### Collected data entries
* * * * * * *

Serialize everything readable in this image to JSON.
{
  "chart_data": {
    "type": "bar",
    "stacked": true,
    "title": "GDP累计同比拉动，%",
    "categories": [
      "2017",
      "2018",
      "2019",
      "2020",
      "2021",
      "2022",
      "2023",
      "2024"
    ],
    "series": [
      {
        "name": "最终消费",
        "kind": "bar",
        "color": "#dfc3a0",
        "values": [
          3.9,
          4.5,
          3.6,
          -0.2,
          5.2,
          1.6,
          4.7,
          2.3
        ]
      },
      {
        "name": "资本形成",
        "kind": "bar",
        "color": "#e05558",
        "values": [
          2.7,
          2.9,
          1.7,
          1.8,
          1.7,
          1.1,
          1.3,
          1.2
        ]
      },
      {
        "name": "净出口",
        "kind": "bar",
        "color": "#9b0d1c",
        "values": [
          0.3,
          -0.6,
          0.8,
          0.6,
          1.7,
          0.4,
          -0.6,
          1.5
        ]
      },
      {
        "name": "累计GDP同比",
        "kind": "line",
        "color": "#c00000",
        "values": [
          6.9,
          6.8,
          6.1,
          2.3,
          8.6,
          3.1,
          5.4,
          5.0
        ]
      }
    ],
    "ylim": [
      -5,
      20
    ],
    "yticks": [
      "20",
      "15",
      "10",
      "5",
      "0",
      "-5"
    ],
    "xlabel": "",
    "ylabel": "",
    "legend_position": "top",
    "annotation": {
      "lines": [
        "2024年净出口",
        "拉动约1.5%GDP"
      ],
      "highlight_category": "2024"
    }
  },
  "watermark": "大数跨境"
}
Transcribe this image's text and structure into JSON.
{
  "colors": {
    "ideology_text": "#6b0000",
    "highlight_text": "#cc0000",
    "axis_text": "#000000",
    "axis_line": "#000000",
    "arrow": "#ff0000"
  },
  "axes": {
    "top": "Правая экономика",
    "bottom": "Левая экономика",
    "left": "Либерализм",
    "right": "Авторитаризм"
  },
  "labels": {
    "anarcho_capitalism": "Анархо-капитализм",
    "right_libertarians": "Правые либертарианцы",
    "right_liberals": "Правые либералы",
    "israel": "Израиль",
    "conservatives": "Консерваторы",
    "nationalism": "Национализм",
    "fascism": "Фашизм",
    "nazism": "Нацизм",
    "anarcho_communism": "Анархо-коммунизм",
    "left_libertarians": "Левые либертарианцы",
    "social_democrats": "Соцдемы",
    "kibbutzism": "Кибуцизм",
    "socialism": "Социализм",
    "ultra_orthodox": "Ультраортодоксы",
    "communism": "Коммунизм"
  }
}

* * * * * * *

### EXERCISE BRIEF
Give the entries again in full, exactly as they are written.

### FULL OUTPUT
Serialize everything readable in this image to JSON.
{
  "chart_data": {
    "type": "bar",
    "stacked": true,
    "title": "GDP累计同比拉动，%",
    "categories": [
      "2017",
      "2018",
      "2019",
      "2020",
      "2021",
      "2022",
      "2023",
      "2024"
    ],
    "series": [
      {
        "name": "最终消费",
        "kind": "bar",
        "color": "#dfc3a0",
        "values": [
          3.9,
          4.5,
          3.6,
          -0.2,
          5.2,
          1.6,
          4.7,
          2.3
        ]
      },
      {
        "name": "资本形成",
        "kind": "bar",
        "color": "#e05558",
        "values": [
          2.7,
          2.9,
          1.7,
          1.8,
          1.7,
          1.1,
          1.3,
          1.2
        ]
      },
      {
        "name": "净出口",
        "kind": "bar",
        "color": "#9b0d1c",
        "values": [
          0.3,
          -0.6,
          0.8,
          0.6,
          1.7,
          0.4,
          -0.6,
          1.5
        ]
      },
      {
        "name": "累计GDP同比",
        "kind": "line",
        "color": "#c00000",
        "values": [
          6.9,
          6.8,
          6.1,
          2.3,
          8.6,
          3.1,
          5.4,
          5.0
        ]
      }
    ],
    "ylim": [
      -5,
      20
    ],
    "yticks": [
      "20",
      "15",
      "10",
      "5",
      "0",
      "-5"
    ],
    "xlabel": "",
    "ylabel": "",
    "legend_position": "top",
    "annotation": {
      "lines": [
        "2024年净出口",
        "拉动约1.5%GDP"
      ],
      "highlight_category": "2024"
    }
  },
  "watermark": "大数跨境"
}
Transcribe this image's text and structure into JSON.
{
  "colors": {
    "ideology_text": "#6b0000",
    "highlight_text": "#cc0000",
    "axis_text": "#000000",
    "axis_line": "#000000",
    "arrow": "#ff0000"
  },
  "axes": {
    "top": "Правая экономика",
    "bottom": "Левая экономика",
    "left": "Либерализм",
    "right": "Авторитаризм"
  },
  "labels": {
    "anarcho_capitalism": "Анархо-капитализм",
    "right_libertarians": "Правые либертарианцы",
    "right_liberals": "Правые либералы",
    "israel": "Израиль",
    "conservatives": "Консерваторы",
    "nationalism": "Национализм",
    "fascism": "Фашизм",
    "nazism": "Нацизм",
    "anarcho_communism": "Анархо-коммунизм",
    "left_libertarians": "Левые либертарианцы",
    "social_democrats": "Соцдемы",
    "kibbutzism": "Кибуцизм",
    "socialism": "Социализм",
    "ultra_orthodox": "Ультраортодоксы",
    "communism": "Коммунизм"
  }
}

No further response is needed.